Instructions for the task —
Restate the data exactly as given and keep the pictures out.

Extracted data entries —
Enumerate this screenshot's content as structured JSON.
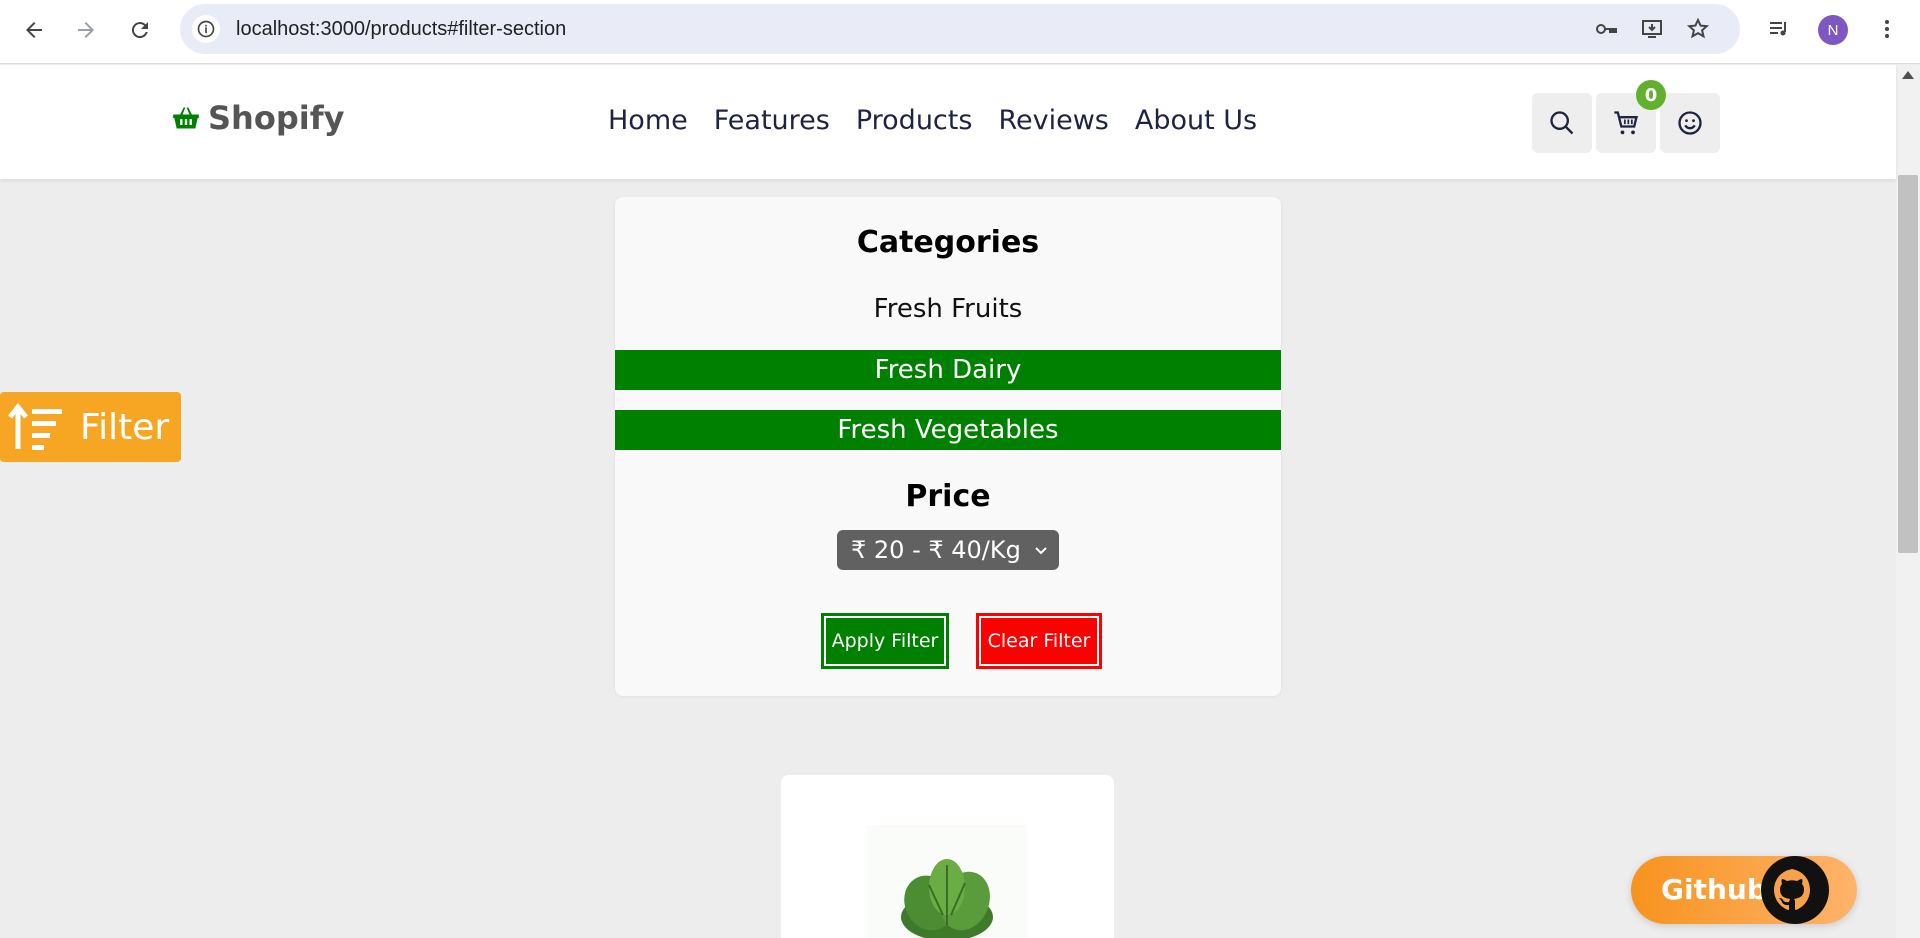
{
  "browser": {
    "url": "localhost:3000/products#filter-section",
    "profile_initial": "N"
  },
  "header": {
    "logo_text": "Shopify",
    "nav": [
      "Home",
      "Features",
      "Products",
      "Reviews",
      "About Us"
    ],
    "cart_count": "0"
  },
  "filter_toggle": {
    "label": "Filter"
  },
  "filter_panel": {
    "categories_heading": "Categories",
    "categories": [
      {
        "label": "Fresh Fruits",
        "active": false
      },
      {
        "label": "Fresh Dairy",
        "active": true
      },
      {
        "label": "Fresh Vegetables",
        "active": true
      }
    ],
    "price_heading": "Price",
    "price_selected": "₹ 20 - ₹ 40/Kg",
    "apply_label": "Apply Filter",
    "clear_label": "Clear Filter"
  },
  "github": {
    "label": "Github"
  },
  "colors": {
    "accent_orange": "#f6a623",
    "active_green": "#008000",
    "clear_red": "#ff0000",
    "badge_green": "#62b12e"
  }
}
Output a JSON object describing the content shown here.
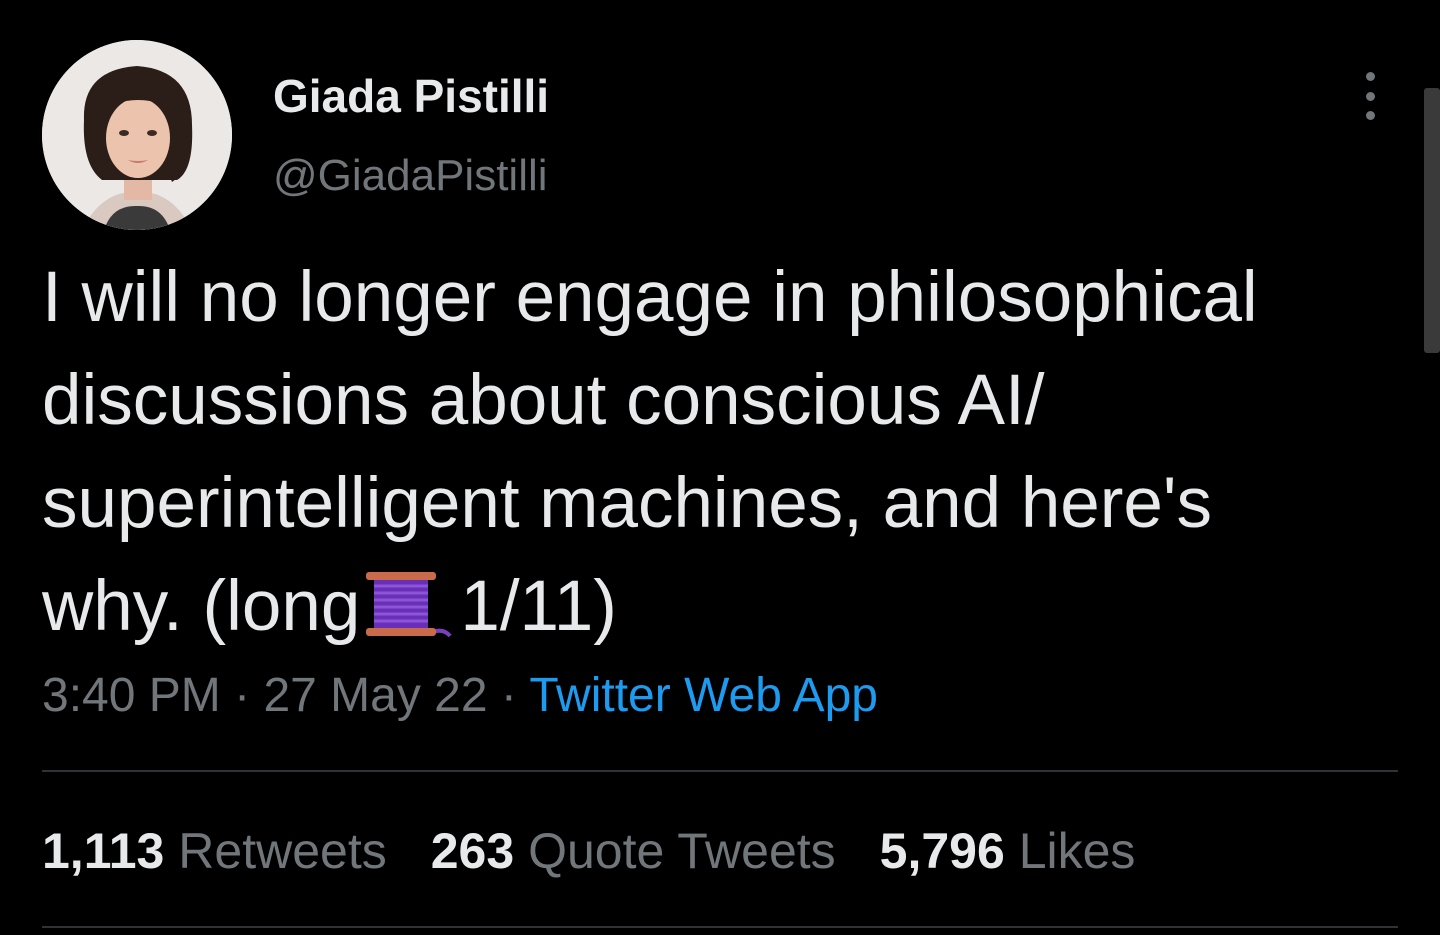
{
  "author": {
    "display_name": "Giada Pistilli",
    "handle": "@GiadaPistilli",
    "avatar_icon": "profile-photo"
  },
  "tweet": {
    "text_lines": [
      "I will no longer engage in philosophical",
      "discussions about conscious AI/",
      "superintelligent machines, and here's",
      "why. (long"
    ],
    "emoji": "thread-spool-icon",
    "text_tail": "1/11)"
  },
  "meta": {
    "time": "3:40 PM",
    "sep1": "·",
    "date": "27 May 22",
    "sep2": "·",
    "source": "Twitter Web App"
  },
  "stats": {
    "retweets_count": "1,113",
    "retweets_label": "Retweets",
    "quotes_count": "263",
    "quotes_label": "Quote Tweets",
    "likes_count": "5,796",
    "likes_label": "Likes"
  },
  "colors": {
    "background": "#000000",
    "text": "#e7e9ea",
    "secondary": "#71767b",
    "link": "#1d9bf0",
    "divider": "#2f3336"
  }
}
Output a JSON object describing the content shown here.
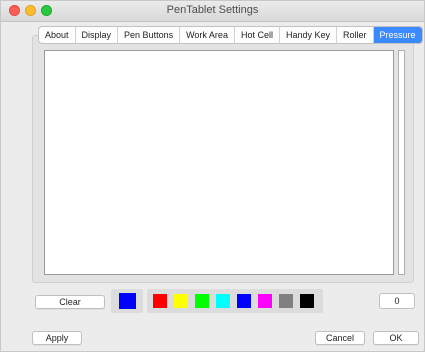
{
  "window": {
    "title": "PenTablet Settings"
  },
  "tabs": [
    {
      "label": "About"
    },
    {
      "label": "Display"
    },
    {
      "label": "Pen Buttons"
    },
    {
      "label": "Work Area"
    },
    {
      "label": "Hot Cell"
    },
    {
      "label": "Handy Key"
    },
    {
      "label": "Roller"
    },
    {
      "label": "Pressure"
    }
  ],
  "active_tab": "Pressure",
  "controls": {
    "clear_label": "Clear",
    "pressure_value": "0",
    "apply_label": "Apply",
    "cancel_label": "Cancel",
    "ok_label": "OK"
  },
  "selected_color": "#0000ff",
  "palette": [
    {
      "name": "red",
      "hex": "#ff0000"
    },
    {
      "name": "yellow",
      "hex": "#ffff00"
    },
    {
      "name": "green",
      "hex": "#00ff00"
    },
    {
      "name": "cyan",
      "hex": "#00ffff"
    },
    {
      "name": "blue",
      "hex": "#0000ff"
    },
    {
      "name": "magenta",
      "hex": "#ff00ff"
    },
    {
      "name": "gray",
      "hex": "#808080"
    },
    {
      "name": "black",
      "hex": "#000000"
    }
  ]
}
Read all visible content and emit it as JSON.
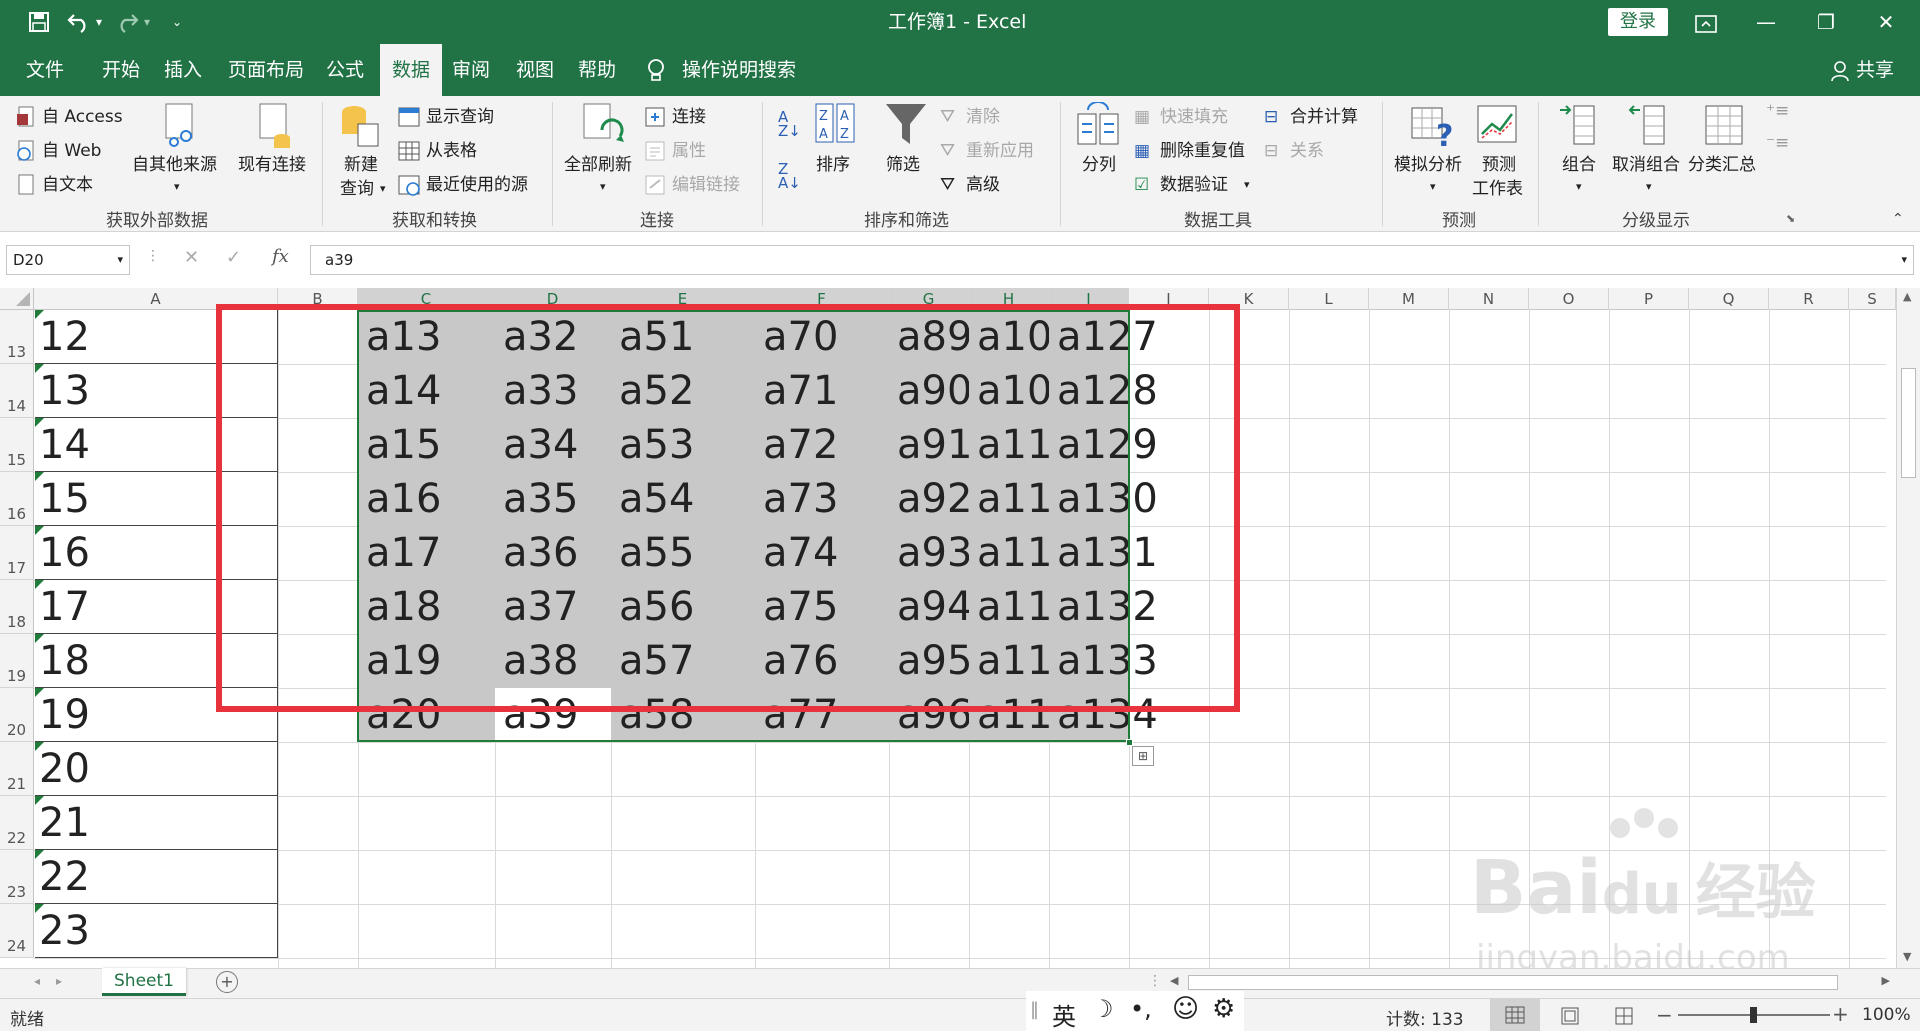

Written response —
Enumerate this screenshot's content as structured JSON.
{
  "browser": {
    "url": "localhost:3000/products#filter-section",
    "profile_initial": "N"
  },
  "header": {
    "logo_text": "Shopify",
    "nav": [
      "Home",
      "Features",
      "Products",
      "Reviews",
      "About Us"
    ],
    "cart_count": "0"
  },
  "filter_toggle": {
    "label": "Filter"
  },
  "filter_panel": {
    "categories_heading": "Categories",
    "categories": [
      {
        "label": "Fresh Fruits",
        "active": false
      },
      {
        "label": "Fresh Dairy",
        "active": true
      },
      {
        "label": "Fresh Vegetables",
        "active": true
      }
    ],
    "price_heading": "Price",
    "price_selected": "₹ 20 - ₹ 40/Kg",
    "apply_label": "Apply Filter",
    "clear_label": "Clear Filter"
  },
  "github": {
    "label": "Github"
  },
  "colors": {
    "accent_orange": "#f6a623",
    "active_green": "#008000",
    "clear_red": "#ff0000",
    "badge_green": "#62b12e"
  }
}
Output a JSON object describing the content shown here.
{
  "author": {
    "display_name": "Giada Pistilli",
    "handle": "@GiadaPistilli",
    "avatar_icon": "profile-photo"
  },
  "tweet": {
    "text_lines": [
      "I will no longer engage in philosophical",
      "discussions about conscious AI/",
      "superintelligent machines, and here's",
      "why. (long"
    ],
    "emoji": "thread-spool-icon",
    "text_tail": "1/11)"
  },
  "meta": {
    "time": "3:40 PM",
    "sep1": "·",
    "date": "27 May 22",
    "sep2": "·",
    "source": "Twitter Web App"
  },
  "stats": {
    "retweets_count": "1,113",
    "retweets_label": "Retweets",
    "quotes_count": "263",
    "quotes_label": "Quote Tweets",
    "likes_count": "5,796",
    "likes_label": "Likes"
  },
  "colors": {
    "background": "#000000",
    "text": "#e7e9ea",
    "secondary": "#71767b",
    "link": "#1d9bf0",
    "divider": "#2f3336"
  }
}
Output a JSON object describing the content shown here.
{
  "window": {
    "title": "PenTablet Settings"
  },
  "tabs": [
    {
      "label": "About"
    },
    {
      "label": "Display"
    },
    {
      "label": "Pen Buttons"
    },
    {
      "label": "Work Area"
    },
    {
      "label": "Hot Cell"
    },
    {
      "label": "Handy Key"
    },
    {
      "label": "Roller"
    },
    {
      "label": "Pressure"
    }
  ],
  "active_tab": "Pressure",
  "controls": {
    "clear_label": "Clear",
    "pressure_value": "0",
    "apply_label": "Apply",
    "cancel_label": "Cancel",
    "ok_label": "OK"
  },
  "selected_color": "#0000ff",
  "palette": [
    {
      "name": "red",
      "hex": "#ff0000"
    },
    {
      "name": "yellow",
      "hex": "#ffff00"
    },
    {
      "name": "green",
      "hex": "#00ff00"
    },
    {
      "name": "cyan",
      "hex": "#00ffff"
    },
    {
      "name": "blue",
      "hex": "#0000ff"
    },
    {
      "name": "magenta",
      "hex": "#ff00ff"
    },
    {
      "name": "gray",
      "hex": "#808080"
    },
    {
      "name": "black",
      "hex": "#000000"
    }
  ]
}
Read all visible content and emit it as JSON.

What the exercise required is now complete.